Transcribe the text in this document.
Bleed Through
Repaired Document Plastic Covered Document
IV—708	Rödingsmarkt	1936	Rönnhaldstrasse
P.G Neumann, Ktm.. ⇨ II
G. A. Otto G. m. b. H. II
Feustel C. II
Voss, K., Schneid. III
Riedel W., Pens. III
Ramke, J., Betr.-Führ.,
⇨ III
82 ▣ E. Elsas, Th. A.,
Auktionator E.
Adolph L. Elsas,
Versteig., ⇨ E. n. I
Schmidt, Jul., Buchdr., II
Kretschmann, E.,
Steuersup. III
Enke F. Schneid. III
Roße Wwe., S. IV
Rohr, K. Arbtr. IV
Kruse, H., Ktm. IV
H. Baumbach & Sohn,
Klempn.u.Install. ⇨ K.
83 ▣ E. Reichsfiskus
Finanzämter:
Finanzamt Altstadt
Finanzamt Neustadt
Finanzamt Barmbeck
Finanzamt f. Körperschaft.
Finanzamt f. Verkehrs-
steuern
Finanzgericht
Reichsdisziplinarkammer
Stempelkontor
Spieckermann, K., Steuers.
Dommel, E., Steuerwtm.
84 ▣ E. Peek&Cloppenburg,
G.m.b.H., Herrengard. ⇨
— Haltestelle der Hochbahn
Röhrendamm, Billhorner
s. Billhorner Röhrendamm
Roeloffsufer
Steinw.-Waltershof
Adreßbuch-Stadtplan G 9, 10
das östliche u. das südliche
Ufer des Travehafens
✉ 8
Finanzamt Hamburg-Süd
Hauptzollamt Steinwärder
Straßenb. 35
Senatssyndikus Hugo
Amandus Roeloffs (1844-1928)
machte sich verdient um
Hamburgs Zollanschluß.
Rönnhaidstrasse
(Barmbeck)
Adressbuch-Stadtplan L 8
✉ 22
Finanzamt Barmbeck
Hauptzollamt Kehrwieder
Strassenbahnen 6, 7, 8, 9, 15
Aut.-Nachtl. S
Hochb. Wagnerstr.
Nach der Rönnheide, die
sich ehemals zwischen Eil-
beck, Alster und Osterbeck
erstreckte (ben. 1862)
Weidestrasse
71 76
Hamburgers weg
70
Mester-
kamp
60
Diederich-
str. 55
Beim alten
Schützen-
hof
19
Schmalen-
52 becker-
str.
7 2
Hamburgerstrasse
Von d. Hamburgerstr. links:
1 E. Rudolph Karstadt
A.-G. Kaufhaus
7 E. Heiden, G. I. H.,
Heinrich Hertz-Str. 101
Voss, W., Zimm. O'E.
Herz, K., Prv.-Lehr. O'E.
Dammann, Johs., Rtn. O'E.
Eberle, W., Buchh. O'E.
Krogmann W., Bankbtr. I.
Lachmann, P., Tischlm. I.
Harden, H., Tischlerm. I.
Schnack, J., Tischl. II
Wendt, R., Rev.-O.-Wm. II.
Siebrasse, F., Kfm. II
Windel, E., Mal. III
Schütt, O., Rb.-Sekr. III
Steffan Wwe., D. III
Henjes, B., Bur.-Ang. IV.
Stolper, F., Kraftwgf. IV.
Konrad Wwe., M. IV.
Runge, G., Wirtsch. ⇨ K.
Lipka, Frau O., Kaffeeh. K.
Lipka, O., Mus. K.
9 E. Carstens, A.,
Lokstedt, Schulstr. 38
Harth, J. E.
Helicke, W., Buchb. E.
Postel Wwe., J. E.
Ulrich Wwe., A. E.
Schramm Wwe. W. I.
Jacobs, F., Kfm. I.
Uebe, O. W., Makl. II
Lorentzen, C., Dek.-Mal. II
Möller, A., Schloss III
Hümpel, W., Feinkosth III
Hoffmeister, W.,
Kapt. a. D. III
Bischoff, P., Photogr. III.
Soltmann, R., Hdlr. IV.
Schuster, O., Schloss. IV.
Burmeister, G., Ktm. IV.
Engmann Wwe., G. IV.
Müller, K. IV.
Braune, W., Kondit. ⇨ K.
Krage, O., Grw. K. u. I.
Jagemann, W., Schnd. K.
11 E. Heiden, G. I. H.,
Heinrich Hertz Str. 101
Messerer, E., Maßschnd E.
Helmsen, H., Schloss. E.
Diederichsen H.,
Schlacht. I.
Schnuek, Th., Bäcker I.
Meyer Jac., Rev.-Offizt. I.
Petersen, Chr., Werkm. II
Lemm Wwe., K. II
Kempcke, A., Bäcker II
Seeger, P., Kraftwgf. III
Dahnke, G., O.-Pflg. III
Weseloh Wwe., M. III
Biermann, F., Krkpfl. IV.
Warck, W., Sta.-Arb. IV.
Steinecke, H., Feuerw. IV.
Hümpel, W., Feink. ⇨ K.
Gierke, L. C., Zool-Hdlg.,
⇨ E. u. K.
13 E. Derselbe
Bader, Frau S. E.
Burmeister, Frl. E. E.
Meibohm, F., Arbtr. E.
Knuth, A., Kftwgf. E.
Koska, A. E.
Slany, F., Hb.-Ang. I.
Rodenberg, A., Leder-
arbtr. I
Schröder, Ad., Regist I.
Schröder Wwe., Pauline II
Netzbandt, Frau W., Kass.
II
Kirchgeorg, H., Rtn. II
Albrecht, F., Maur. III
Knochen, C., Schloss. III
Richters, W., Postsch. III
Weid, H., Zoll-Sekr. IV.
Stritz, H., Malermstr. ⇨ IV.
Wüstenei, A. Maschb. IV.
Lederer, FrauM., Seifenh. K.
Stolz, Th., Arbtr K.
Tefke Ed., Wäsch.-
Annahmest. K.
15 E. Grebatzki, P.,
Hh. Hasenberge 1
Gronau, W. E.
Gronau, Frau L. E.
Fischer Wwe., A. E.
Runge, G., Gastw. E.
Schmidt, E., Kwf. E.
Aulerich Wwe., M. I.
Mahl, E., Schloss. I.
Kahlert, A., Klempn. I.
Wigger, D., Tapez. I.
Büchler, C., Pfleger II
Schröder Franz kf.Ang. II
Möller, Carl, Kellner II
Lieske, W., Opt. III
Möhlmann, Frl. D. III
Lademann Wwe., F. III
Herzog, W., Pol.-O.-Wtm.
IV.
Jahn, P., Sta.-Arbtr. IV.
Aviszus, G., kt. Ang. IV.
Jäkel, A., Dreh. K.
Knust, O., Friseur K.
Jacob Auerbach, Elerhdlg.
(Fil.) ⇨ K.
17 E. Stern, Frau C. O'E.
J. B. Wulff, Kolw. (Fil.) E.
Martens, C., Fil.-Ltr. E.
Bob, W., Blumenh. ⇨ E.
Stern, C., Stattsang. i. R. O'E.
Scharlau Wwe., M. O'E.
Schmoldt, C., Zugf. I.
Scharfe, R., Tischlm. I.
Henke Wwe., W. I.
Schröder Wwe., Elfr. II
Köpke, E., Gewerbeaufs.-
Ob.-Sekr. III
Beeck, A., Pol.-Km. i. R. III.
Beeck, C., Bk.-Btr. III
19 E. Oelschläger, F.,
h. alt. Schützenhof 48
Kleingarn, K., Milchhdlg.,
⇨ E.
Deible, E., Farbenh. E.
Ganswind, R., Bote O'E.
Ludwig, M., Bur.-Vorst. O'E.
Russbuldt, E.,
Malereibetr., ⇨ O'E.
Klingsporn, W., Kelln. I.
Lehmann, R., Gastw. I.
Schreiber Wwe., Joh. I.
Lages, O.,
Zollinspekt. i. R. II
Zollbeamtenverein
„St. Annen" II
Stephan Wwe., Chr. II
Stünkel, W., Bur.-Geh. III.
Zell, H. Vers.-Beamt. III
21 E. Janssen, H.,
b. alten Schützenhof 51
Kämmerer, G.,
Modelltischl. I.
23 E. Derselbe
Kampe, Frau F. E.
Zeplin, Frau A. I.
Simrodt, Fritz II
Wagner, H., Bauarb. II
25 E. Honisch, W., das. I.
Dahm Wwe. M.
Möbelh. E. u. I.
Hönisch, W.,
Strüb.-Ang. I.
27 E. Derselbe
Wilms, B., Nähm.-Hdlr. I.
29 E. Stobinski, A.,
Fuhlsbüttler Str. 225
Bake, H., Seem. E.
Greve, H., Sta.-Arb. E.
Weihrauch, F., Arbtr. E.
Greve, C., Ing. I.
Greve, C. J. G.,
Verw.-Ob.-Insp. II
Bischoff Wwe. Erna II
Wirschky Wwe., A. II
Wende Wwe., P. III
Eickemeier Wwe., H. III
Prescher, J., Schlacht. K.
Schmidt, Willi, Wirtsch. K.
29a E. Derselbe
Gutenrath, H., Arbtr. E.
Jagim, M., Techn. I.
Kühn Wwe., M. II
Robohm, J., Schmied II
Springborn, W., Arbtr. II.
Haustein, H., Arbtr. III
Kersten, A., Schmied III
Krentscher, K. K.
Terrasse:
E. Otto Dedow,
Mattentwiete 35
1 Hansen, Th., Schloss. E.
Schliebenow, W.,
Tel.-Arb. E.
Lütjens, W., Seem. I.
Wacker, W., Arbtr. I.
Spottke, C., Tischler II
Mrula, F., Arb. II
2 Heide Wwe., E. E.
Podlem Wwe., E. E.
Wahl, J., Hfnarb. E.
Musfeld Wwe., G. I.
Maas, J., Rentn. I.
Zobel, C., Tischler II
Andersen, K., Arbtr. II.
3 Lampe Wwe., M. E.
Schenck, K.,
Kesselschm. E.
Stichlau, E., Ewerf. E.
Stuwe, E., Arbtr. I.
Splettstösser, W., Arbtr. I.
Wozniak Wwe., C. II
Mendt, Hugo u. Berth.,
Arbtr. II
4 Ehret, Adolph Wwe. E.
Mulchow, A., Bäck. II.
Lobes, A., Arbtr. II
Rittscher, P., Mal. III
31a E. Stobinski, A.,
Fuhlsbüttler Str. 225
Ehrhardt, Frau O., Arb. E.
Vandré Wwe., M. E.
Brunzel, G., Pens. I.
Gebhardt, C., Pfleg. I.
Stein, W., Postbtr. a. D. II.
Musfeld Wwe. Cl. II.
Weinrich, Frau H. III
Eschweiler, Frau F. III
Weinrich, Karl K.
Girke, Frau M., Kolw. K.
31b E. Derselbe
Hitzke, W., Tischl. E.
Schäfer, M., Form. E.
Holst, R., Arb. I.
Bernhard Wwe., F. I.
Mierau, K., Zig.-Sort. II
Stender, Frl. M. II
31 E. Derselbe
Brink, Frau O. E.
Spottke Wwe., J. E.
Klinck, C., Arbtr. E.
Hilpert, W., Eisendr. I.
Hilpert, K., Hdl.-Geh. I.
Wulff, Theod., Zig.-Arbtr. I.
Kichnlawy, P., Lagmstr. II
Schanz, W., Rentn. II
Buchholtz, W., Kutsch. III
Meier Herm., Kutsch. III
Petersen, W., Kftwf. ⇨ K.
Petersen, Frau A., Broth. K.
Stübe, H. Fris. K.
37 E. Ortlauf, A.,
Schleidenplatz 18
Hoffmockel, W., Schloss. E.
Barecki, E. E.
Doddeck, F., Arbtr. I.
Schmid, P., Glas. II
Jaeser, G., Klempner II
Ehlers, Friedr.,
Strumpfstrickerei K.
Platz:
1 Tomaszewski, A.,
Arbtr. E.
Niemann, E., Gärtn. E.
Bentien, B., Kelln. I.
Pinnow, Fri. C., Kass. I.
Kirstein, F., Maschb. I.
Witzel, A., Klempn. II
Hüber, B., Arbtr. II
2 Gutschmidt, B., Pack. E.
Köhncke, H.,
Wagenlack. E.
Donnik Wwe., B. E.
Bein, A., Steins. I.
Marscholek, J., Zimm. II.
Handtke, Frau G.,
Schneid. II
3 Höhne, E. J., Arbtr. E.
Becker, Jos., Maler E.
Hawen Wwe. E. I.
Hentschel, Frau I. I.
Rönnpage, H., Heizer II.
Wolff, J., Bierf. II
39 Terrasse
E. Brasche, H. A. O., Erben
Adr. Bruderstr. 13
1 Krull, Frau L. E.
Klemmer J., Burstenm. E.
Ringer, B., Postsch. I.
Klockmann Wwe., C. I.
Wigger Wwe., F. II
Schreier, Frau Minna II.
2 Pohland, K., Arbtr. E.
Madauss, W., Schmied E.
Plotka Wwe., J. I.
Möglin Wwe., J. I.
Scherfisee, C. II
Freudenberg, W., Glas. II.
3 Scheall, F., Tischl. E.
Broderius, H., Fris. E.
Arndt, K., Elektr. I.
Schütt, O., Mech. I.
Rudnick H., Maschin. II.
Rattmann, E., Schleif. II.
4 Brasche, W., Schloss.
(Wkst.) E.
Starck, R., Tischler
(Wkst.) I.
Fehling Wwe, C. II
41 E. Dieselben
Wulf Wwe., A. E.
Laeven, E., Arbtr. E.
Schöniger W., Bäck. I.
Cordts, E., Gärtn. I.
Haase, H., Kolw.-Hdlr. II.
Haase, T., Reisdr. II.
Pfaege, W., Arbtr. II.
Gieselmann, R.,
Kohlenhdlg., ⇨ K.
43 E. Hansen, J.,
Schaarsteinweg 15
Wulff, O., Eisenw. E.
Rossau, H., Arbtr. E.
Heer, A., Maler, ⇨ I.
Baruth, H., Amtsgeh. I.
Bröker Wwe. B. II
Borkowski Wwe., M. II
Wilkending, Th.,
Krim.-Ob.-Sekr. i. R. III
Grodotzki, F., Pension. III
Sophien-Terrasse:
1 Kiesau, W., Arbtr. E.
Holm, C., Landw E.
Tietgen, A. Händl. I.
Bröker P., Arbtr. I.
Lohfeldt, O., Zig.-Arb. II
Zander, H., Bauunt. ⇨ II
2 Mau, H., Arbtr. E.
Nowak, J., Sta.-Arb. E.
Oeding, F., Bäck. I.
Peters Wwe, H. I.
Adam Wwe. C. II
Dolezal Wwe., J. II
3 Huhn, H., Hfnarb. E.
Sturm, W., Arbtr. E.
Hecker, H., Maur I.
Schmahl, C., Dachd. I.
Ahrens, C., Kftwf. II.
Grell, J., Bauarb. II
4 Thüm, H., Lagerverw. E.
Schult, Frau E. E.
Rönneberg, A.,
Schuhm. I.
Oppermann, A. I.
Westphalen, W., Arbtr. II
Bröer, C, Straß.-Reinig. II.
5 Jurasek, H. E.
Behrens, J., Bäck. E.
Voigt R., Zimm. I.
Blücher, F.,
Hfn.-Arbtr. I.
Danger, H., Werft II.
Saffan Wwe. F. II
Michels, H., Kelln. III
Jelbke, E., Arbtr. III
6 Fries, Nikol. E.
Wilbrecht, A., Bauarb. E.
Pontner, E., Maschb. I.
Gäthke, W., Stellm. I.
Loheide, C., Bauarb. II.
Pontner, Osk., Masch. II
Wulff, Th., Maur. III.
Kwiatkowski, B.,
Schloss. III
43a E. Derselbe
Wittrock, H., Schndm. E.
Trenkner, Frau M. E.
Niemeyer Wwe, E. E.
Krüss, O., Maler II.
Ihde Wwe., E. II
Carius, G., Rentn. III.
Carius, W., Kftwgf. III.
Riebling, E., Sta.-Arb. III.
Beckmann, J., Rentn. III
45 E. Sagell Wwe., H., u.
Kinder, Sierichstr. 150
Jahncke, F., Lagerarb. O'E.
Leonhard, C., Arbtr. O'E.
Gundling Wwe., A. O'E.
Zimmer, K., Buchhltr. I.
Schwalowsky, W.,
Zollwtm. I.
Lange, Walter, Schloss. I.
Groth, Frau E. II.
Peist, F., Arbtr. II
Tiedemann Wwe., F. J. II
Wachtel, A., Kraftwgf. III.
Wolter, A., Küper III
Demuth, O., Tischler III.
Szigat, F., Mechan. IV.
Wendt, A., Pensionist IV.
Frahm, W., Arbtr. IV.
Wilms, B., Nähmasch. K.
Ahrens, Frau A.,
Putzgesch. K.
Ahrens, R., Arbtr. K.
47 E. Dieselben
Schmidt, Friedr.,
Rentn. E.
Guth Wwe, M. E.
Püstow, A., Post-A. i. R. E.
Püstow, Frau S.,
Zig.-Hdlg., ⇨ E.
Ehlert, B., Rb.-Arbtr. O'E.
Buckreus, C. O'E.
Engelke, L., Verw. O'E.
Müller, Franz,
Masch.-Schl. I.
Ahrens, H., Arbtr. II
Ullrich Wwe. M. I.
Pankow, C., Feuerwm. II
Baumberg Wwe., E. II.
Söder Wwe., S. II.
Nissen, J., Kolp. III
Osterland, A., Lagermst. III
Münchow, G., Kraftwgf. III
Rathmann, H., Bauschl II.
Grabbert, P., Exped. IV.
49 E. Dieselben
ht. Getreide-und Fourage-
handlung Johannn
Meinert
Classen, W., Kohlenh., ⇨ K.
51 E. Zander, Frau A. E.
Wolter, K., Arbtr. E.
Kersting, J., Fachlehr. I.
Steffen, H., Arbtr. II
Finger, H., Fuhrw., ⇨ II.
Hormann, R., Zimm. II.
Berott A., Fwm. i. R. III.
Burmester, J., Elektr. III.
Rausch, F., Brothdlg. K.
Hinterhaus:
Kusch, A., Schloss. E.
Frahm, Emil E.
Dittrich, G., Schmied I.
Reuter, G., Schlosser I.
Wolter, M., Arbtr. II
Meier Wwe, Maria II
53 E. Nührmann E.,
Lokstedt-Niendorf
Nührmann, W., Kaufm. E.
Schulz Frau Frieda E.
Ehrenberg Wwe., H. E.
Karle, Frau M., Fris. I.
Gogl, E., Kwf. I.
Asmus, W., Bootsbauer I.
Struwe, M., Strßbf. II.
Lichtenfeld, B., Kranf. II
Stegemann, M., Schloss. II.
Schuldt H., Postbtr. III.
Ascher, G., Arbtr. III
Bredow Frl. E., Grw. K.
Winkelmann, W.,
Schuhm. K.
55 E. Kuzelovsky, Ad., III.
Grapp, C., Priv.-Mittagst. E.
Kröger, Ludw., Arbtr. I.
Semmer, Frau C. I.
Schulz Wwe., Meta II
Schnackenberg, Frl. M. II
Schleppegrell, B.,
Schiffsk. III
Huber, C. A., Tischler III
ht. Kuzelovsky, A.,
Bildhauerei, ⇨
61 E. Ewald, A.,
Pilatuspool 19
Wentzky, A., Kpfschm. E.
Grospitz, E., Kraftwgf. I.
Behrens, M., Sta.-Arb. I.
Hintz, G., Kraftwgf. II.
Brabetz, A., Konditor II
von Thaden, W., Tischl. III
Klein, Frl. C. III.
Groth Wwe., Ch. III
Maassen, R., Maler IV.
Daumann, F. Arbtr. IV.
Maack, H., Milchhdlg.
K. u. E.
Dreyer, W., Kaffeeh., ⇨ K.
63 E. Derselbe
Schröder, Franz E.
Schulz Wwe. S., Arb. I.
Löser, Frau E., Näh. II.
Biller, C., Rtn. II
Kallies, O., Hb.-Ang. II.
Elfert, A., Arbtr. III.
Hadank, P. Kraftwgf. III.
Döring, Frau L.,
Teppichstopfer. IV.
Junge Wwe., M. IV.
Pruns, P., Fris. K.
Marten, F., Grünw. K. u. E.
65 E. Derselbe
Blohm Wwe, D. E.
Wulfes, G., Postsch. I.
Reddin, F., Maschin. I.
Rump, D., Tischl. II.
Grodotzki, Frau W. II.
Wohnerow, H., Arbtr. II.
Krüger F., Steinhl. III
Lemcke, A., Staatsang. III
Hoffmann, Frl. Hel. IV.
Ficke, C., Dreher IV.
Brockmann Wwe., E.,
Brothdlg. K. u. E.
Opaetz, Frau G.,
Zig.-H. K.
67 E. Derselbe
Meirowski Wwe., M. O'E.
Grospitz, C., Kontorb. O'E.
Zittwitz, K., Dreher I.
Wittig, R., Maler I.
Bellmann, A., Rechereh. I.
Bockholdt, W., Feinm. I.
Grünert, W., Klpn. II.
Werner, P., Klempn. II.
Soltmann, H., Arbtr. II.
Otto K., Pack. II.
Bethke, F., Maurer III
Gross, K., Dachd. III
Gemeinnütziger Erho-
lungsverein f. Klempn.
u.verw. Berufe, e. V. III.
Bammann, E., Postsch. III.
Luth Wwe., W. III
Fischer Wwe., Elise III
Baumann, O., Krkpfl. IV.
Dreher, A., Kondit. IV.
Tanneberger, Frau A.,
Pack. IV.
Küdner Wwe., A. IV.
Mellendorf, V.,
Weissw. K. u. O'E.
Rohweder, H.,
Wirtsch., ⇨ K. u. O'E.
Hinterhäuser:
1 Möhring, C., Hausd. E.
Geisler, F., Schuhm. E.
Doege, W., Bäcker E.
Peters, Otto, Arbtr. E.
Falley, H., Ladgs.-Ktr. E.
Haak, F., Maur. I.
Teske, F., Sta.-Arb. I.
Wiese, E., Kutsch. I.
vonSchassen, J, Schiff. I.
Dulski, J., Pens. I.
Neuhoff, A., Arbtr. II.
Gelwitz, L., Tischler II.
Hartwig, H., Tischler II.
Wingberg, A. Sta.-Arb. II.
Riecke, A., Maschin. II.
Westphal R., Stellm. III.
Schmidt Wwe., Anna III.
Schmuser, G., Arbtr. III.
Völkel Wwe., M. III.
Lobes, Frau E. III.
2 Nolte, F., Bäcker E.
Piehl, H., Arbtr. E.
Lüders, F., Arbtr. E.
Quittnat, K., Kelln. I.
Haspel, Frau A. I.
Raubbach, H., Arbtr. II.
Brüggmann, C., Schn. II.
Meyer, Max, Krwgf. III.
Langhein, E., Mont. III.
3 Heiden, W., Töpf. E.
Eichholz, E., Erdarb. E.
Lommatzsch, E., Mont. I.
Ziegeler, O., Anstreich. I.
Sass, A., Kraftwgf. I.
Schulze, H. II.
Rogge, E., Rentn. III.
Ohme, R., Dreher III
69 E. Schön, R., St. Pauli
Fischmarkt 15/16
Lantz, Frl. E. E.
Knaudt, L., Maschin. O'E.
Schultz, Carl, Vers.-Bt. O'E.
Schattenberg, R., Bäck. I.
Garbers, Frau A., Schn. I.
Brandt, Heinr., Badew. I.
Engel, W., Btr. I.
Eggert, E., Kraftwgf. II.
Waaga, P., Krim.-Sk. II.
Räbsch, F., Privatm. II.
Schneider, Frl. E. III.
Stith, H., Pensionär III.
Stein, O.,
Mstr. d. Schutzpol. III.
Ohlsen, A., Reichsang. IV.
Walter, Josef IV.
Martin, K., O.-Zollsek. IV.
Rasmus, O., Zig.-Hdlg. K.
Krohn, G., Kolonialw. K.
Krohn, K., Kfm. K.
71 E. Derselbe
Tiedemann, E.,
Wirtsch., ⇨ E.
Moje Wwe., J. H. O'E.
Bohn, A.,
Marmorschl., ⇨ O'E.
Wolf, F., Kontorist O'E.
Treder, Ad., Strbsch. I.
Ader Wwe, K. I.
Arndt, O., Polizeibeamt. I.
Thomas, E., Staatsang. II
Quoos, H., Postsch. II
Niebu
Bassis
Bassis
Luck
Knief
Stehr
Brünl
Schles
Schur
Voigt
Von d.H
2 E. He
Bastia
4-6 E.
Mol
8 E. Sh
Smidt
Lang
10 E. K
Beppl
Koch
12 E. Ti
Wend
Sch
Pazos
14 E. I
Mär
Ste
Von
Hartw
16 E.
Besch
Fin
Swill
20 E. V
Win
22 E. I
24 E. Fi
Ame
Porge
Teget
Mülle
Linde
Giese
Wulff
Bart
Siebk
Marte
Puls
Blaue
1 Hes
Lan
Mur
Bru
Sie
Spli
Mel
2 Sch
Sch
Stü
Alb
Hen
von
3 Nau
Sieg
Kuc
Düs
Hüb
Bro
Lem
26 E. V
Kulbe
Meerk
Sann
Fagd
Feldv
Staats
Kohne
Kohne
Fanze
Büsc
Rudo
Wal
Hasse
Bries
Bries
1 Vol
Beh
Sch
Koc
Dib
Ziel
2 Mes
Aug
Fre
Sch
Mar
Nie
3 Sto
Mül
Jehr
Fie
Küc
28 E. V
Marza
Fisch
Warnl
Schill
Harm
★ ★ ★
-- Your goal --
Identify and list each line with the word "Glas".

-- Correct output --
Schmid, P., Glas. II
Freudenberg, W., Glas. II.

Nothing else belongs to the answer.